> _GIVEN ENTRIES_:
____

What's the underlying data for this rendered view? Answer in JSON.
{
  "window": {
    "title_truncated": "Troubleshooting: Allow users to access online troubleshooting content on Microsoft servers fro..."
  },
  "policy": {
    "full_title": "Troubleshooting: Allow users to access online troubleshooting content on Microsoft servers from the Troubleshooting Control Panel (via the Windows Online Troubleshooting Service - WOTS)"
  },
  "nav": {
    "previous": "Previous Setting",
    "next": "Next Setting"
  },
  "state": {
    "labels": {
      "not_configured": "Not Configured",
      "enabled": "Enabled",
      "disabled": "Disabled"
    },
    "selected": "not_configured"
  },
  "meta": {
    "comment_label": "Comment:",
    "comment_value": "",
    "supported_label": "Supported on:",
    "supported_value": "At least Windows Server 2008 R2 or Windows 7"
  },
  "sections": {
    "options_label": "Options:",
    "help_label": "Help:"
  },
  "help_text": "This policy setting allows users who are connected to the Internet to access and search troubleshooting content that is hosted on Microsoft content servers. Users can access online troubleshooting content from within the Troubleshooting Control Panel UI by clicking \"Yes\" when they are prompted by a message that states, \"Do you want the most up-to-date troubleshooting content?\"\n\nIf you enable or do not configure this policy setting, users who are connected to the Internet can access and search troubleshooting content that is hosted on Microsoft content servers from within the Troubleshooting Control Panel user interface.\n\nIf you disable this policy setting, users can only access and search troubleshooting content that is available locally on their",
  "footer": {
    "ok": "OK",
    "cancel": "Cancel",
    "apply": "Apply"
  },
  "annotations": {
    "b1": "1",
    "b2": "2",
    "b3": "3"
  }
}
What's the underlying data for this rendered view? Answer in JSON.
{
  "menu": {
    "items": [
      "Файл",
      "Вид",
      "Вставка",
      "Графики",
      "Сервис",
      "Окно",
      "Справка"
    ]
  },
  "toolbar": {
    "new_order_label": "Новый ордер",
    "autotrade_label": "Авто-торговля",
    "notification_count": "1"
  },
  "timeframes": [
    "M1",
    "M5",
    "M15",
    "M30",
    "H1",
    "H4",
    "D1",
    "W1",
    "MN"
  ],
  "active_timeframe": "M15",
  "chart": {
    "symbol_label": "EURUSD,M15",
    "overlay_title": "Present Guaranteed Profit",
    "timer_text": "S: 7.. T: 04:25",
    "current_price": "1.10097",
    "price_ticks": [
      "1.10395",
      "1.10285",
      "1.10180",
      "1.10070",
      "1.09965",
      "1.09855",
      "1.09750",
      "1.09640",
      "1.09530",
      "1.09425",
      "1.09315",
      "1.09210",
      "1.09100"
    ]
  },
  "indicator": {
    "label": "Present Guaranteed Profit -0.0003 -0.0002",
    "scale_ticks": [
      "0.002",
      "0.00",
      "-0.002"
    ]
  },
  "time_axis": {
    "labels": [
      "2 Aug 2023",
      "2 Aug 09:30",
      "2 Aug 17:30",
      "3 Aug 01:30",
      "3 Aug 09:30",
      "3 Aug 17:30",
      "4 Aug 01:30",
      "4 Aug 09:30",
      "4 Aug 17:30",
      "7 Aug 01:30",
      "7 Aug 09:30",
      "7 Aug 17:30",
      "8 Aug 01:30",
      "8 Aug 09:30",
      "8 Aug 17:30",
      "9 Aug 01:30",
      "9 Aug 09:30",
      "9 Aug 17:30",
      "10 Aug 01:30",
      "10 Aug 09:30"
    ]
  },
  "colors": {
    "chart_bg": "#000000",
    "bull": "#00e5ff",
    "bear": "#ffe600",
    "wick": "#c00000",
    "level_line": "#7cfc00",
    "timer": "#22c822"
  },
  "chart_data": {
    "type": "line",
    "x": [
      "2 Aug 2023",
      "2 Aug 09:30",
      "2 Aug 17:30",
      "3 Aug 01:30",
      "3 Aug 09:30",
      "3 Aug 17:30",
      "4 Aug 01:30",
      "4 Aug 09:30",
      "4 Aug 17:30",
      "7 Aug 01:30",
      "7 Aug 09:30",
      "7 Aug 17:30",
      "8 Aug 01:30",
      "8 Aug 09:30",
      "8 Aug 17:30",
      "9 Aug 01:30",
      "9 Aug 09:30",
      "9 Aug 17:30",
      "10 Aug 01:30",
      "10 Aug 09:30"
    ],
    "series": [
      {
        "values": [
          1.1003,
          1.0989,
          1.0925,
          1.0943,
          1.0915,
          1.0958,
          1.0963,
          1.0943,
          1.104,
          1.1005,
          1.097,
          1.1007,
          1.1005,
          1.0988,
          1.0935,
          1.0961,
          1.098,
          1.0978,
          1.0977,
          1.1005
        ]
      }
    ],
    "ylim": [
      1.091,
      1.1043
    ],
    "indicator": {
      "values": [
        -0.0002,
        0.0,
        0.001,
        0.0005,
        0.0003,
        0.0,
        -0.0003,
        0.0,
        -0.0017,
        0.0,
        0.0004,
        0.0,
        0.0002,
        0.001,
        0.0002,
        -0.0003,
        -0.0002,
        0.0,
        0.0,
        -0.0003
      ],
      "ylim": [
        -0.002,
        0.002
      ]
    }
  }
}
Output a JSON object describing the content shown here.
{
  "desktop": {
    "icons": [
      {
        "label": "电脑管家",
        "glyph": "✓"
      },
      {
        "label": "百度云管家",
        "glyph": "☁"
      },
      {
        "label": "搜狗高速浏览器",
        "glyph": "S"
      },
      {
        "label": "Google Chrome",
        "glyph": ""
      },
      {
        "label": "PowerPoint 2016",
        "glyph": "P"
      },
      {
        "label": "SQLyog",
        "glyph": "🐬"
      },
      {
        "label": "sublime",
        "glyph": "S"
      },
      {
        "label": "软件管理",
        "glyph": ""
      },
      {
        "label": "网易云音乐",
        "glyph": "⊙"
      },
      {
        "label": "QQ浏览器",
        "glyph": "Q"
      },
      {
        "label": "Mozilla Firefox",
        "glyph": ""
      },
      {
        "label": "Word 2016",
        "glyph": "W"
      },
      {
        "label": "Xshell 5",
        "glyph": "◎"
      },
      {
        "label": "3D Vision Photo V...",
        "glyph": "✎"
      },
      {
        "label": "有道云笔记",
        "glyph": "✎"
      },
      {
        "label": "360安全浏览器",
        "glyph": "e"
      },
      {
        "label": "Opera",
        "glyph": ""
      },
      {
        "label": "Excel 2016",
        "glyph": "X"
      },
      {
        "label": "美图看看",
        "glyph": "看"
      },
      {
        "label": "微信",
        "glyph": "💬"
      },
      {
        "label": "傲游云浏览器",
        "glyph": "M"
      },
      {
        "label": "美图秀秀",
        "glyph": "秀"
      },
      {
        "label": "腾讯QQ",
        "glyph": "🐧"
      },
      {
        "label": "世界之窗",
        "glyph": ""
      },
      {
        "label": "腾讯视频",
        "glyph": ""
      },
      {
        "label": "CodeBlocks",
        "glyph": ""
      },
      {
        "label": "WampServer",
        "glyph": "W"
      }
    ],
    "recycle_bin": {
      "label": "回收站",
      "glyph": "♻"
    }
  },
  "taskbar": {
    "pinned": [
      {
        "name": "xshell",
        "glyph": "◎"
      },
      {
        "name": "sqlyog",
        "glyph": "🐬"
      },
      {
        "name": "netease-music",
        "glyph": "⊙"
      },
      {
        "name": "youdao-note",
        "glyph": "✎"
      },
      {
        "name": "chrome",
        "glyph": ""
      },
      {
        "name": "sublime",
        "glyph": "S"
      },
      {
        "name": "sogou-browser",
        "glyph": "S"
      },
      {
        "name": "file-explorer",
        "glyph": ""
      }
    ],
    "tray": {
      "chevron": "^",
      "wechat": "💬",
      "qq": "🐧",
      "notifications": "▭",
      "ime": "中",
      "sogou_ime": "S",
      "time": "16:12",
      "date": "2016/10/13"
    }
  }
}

____

> _AIM_: Using the listing above, please repeat every entry exactly.

> _TASK RESPONSE_:
What's the underlying data for this rendered view? Answer in JSON.
{
  "window": {
    "title_truncated": "Troubleshooting: Allow users to access online troubleshooting content on Microsoft servers fro..."
  },
  "policy": {
    "full_title": "Troubleshooting: Allow users to access online troubleshooting content on Microsoft servers from the Troubleshooting Control Panel (via the Windows Online Troubleshooting Service - WOTS)"
  },
  "nav": {
    "previous": "Previous Setting",
    "next": "Next Setting"
  },
  "state": {
    "labels": {
      "not_configured": "Not Configured",
      "enabled": "Enabled",
      "disabled": "Disabled"
    },
    "selected": "not_configured"
  },
  "meta": {
    "comment_label": "Comment:",
    "comment_value": "",
    "supported_label": "Supported on:",
    "supported_value": "At least Windows Server 2008 R2 or Windows 7"
  },
  "sections": {
    "options_label": "Options:",
    "help_label": "Help:"
  },
  "help_text": "This policy setting allows users who are connected to the Internet to access and search troubleshooting content that is hosted on Microsoft content servers. Users can access online troubleshooting content from within the Troubleshooting Control Panel UI by clicking \"Yes\" when they are prompted by a message that states, \"Do you want the most up-to-date troubleshooting content?\"\n\nIf you enable or do not configure this policy setting, users who are connected to the Internet can access and search troubleshooting content that is hosted on Microsoft content servers from within the Troubleshooting Control Panel user interface.\n\nIf you disable this policy setting, users can only access and search troubleshooting content that is available locally on their",
  "footer": {
    "ok": "OK",
    "cancel": "Cancel",
    "apply": "Apply"
  },
  "annotations": {
    "b1": "1",
    "b2": "2",
    "b3": "3"
  }
}
What's the underlying data for this rendered view? Answer in JSON.
{
  "menu": {
    "items": [
      "Файл",
      "Вид",
      "Вставка",
      "Графики",
      "Сервис",
      "Окно",
      "Справка"
    ]
  },
  "toolbar": {
    "new_order_label": "Новый ордер",
    "autotrade_label": "Авто-торговля",
    "notification_count": "1"
  },
  "timeframes": [
    "M1",
    "M5",
    "M15",
    "M30",
    "H1",
    "H4",
    "D1",
    "W1",
    "MN"
  ],
  "active_timeframe": "M15",
  "chart": {
    "symbol_label": "EURUSD,M15",
    "overlay_title": "Present Guaranteed Profit",
    "timer_text": "S: 7.. T: 04:25",
    "current_price": "1.10097",
    "price_ticks": [
      "1.10395",
      "1.10285",
      "1.10180",
      "1.10070",
      "1.09965",
      "1.09855",
      "1.09750",
      "1.09640",
      "1.09530",
      "1.09425",
      "1.09315",
      "1.09210",
      "1.09100"
    ]
  },
  "indicator": {
    "label": "Present Guaranteed Profit -0.0003 -0.0002",
    "scale_ticks": [
      "0.002",
      "0.00",
      "-0.002"
    ]
  },
  "time_axis": {
    "labels": [
      "2 Aug 2023",
      "2 Aug 09:30",
      "2 Aug 17:30",
      "3 Aug 01:30",
      "3 Aug 09:30",
      "3 Aug 17:30",
      "4 Aug 01:30",
      "4 Aug 09:30",
      "4 Aug 17:30",
      "7 Aug 01:30",
      "7 Aug 09:30",
      "7 Aug 17:30",
      "8 Aug 01:30",
      "8 Aug 09:30",
      "8 Aug 17:30",
      "9 Aug 01:30",
      "9 Aug 09:30",
      "9 Aug 17:30",
      "10 Aug 01:30",
      "10 Aug 09:30"
    ]
  },
  "colors": {
    "chart_bg": "#000000",
    "bull": "#00e5ff",
    "bear": "#ffe600",
    "wick": "#c00000",
    "level_line": "#7cfc00",
    "timer": "#22c822"
  },
  "chart_data": {
    "type": "line",
    "x": [
      "2 Aug 2023",
      "2 Aug 09:30",
      "2 Aug 17:30",
      "3 Aug 01:30",
      "3 Aug 09:30",
      "3 Aug 17:30",
      "4 Aug 01:30",
      "4 Aug 09:30",
      "4 Aug 17:30",
      "7 Aug 01:30",
      "7 Aug 09:30",
      "7 Aug 17:30",
      "8 Aug 01:30",
      "8 Aug 09:30",
      "8 Aug 17:30",
      "9 Aug 01:30",
      "9 Aug 09:30",
      "9 Aug 17:30",
      "10 Aug 01:30",
      "10 Aug 09:30"
    ],
    "series": [
      {
        "values": [
          1.1003,
          1.0989,
          1.0925,
          1.0943,
          1.0915,
          1.0958,
          1.0963,
          1.0943,
          1.104,
          1.1005,
          1.097,
          1.1007,
          1.1005,
          1.0988,
          1.0935,
          1.0961,
          1.098,
          1.0978,
          1.0977,
          1.1005
        ]
      }
    ],
    "ylim": [
      1.091,
      1.1043
    ],
    "indicator": {
      "values": [
        -0.0002,
        0.0,
        0.001,
        0.0005,
        0.0003,
        0.0,
        -0.0003,
        0.0,
        -0.0017,
        0.0,
        0.0004,
        0.0,
        0.0002,
        0.001,
        0.0002,
        -0.0003,
        -0.0002,
        0.0,
        0.0,
        -0.0003
      ],
      "ylim": [
        -0.002,
        0.002
      ]
    }
  }
}
Output a JSON object describing the content shown here.
{
  "desktop": {
    "icons": [
      {
        "label": "电脑管家",
        "glyph": "✓"
      },
      {
        "label": "百度云管家",
        "glyph": "☁"
      },
      {
        "label": "搜狗高速浏览器",
        "glyph": "S"
      },
      {
        "label": "Google Chrome",
        "glyph": ""
      },
      {
        "label": "PowerPoint 2016",
        "glyph": "P"
      },
      {
        "label": "SQLyog",
        "glyph": "🐬"
      },
      {
        "label": "sublime",
        "glyph": "S"
      },
      {
        "label": "软件管理",
        "glyph": ""
      },
      {
        "label": "网易云音乐",
        "glyph": "⊙"
      },
      {
        "label": "QQ浏览器",
        "glyph": "Q"
      },
      {
        "label": "Mozilla Firefox",
        "glyph": ""
      },
      {
        "label": "Word 2016",
        "glyph": "W"
      },
      {
        "label": "Xshell 5",
        "glyph": "◎"
      },
      {
        "label": "3D Vision Photo V...",
        "glyph": "✎"
      },
      {
        "label": "有道云笔记",
        "glyph": "✎"
      },
      {
        "label": "360安全浏览器",
        "glyph": "e"
      },
      {
        "label": "Opera",
        "glyph": ""
      },
      {
        "label": "Excel 2016",
        "glyph": "X"
      },
      {
        "label": "美图看看",
        "glyph": "看"
      },
      {
        "label": "微信",
        "glyph": "💬"
      },
      {
        "label": "傲游云浏览器",
        "glyph": "M"
      },
      {
        "label": "美图秀秀",
        "glyph": "秀"
      },
      {
        "label": "腾讯QQ",
        "glyph": "🐧"
      },
      {
        "label": "世界之窗",
        "glyph": ""
      },
      {
        "label": "腾讯视频",
        "glyph": ""
      },
      {
        "label": "CodeBlocks",
        "glyph": ""
      },
      {
        "label": "WampServer",
        "glyph": "W"
      }
    ],
    "recycle_bin": {
      "label": "回收站",
      "glyph": "♻"
    }
  },
  "taskbar": {
    "pinned": [
      {
        "name": "xshell",
        "glyph": "◎"
      },
      {
        "name": "sqlyog",
        "glyph": "🐬"
      },
      {
        "name": "netease-music",
        "glyph": "⊙"
      },
      {
        "name": "youdao-note",
        "glyph": "✎"
      },
      {
        "name": "chrome",
        "glyph": ""
      },
      {
        "name": "sublime",
        "glyph": "S"
      },
      {
        "name": "sogou-browser",
        "glyph": "S"
      },
      {
        "name": "file-explorer",
        "glyph": ""
      }
    ],
    "tray": {
      "chevron": "^",
      "wechat": "💬",
      "qq": "🐧",
      "notifications": "▭",
      "ime": "中",
      "sogou_ime": "S",
      "time": "16:12",
      "date": "2016/10/13"
    }
  }
}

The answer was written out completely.